What to work on
Only the pictures are omitted; repeat all other data exactly.

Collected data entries
▼

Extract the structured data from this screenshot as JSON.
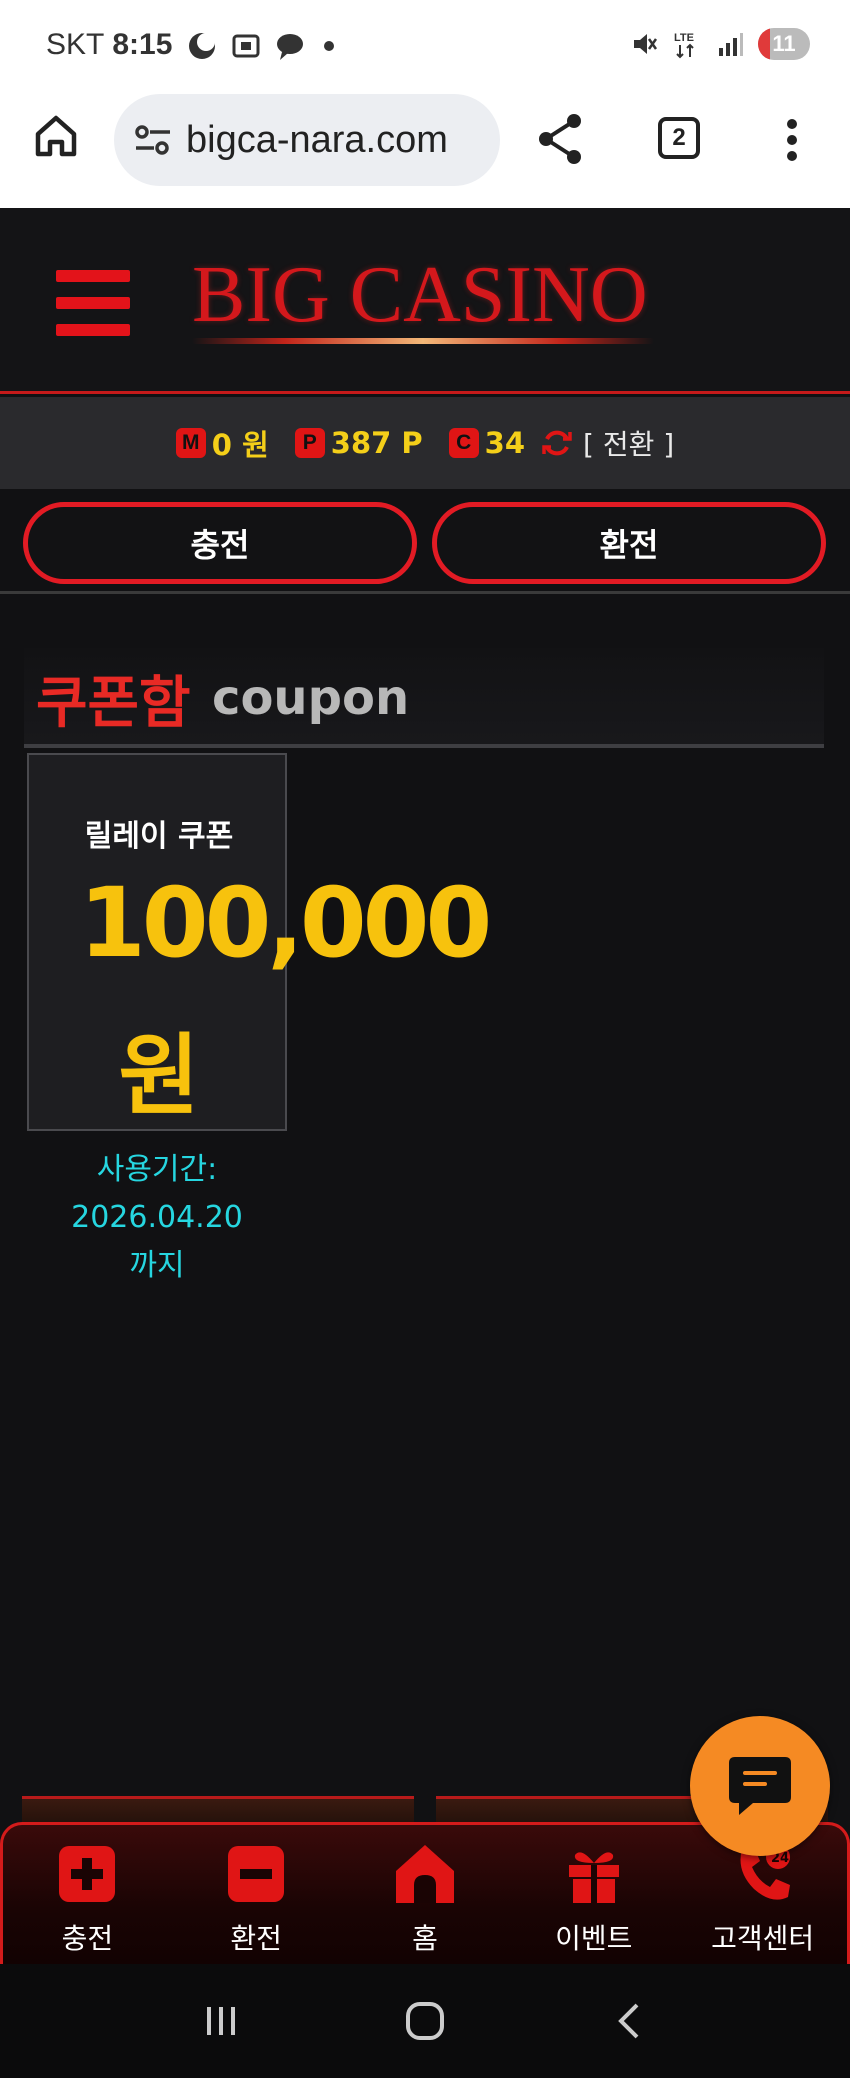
{
  "status_bar": {
    "carrier": "SKT",
    "time": "8:15",
    "battery": "11"
  },
  "browser": {
    "url": "bigca-nara.com",
    "tab_count": "2"
  },
  "header": {
    "logo": "BIG CASINO"
  },
  "balance": {
    "money_badge": "M",
    "money": "0 원",
    "point_badge": "P",
    "points": "387 P",
    "coupon_badge": "C",
    "coupons": "34",
    "switch_label": "[ 전환 ]"
  },
  "actions": {
    "charge": "충전",
    "exchange": "환전"
  },
  "coupon_section": {
    "title_kr": "쿠폰함",
    "title_en": "coupon",
    "card": {
      "name": "릴레이 쿠폰",
      "amount": "100,000",
      "unit": "원",
      "expiry_label": "사용기간:",
      "expiry_date": "2026.04.20",
      "expiry_suffix": "까지"
    }
  },
  "bottom_nav": [
    {
      "label": "충전",
      "icon": "plus-icon"
    },
    {
      "label": "환전",
      "icon": "minus-icon"
    },
    {
      "label": "홈",
      "icon": "home-icon"
    },
    {
      "label": "이벤트",
      "icon": "gift-icon"
    },
    {
      "label": "고객센터",
      "icon": "phone-24-icon"
    }
  ],
  "colors": {
    "accent_red": "#e21b24",
    "gold": "#f7c20d",
    "cyan": "#26d6e0",
    "chat_orange": "#f58a23"
  }
}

▲

Result of the task
Extract the structured data from this screenshot as JSON.
{
  "status_bar": {
    "carrier": "SKT",
    "time": "8:15",
    "battery": "11"
  },
  "browser": {
    "url": "bigca-nara.com",
    "tab_count": "2"
  },
  "header": {
    "logo": "BIG CASINO"
  },
  "balance": {
    "money_badge": "M",
    "money": "0 원",
    "point_badge": "P",
    "points": "387 P",
    "coupon_badge": "C",
    "coupons": "34",
    "switch_label": "[ 전환 ]"
  },
  "actions": {
    "charge": "충전",
    "exchange": "환전"
  },
  "coupon_section": {
    "title_kr": "쿠폰함",
    "title_en": "coupon",
    "card": {
      "name": "릴레이 쿠폰",
      "amount": "100,000",
      "unit": "원",
      "expiry_label": "사용기간:",
      "expiry_date": "2026.04.20",
      "expiry_suffix": "까지"
    }
  },
  "bottom_nav": [
    {
      "label": "충전",
      "icon": "plus-icon"
    },
    {
      "label": "환전",
      "icon": "minus-icon"
    },
    {
      "label": "홈",
      "icon": "home-icon"
    },
    {
      "label": "이벤트",
      "icon": "gift-icon"
    },
    {
      "label": "고객센터",
      "icon": "phone-24-icon"
    }
  ],
  "colors": {
    "accent_red": "#e21b24",
    "gold": "#f7c20d",
    "cyan": "#26d6e0",
    "chat_orange": "#f58a23"
  }
}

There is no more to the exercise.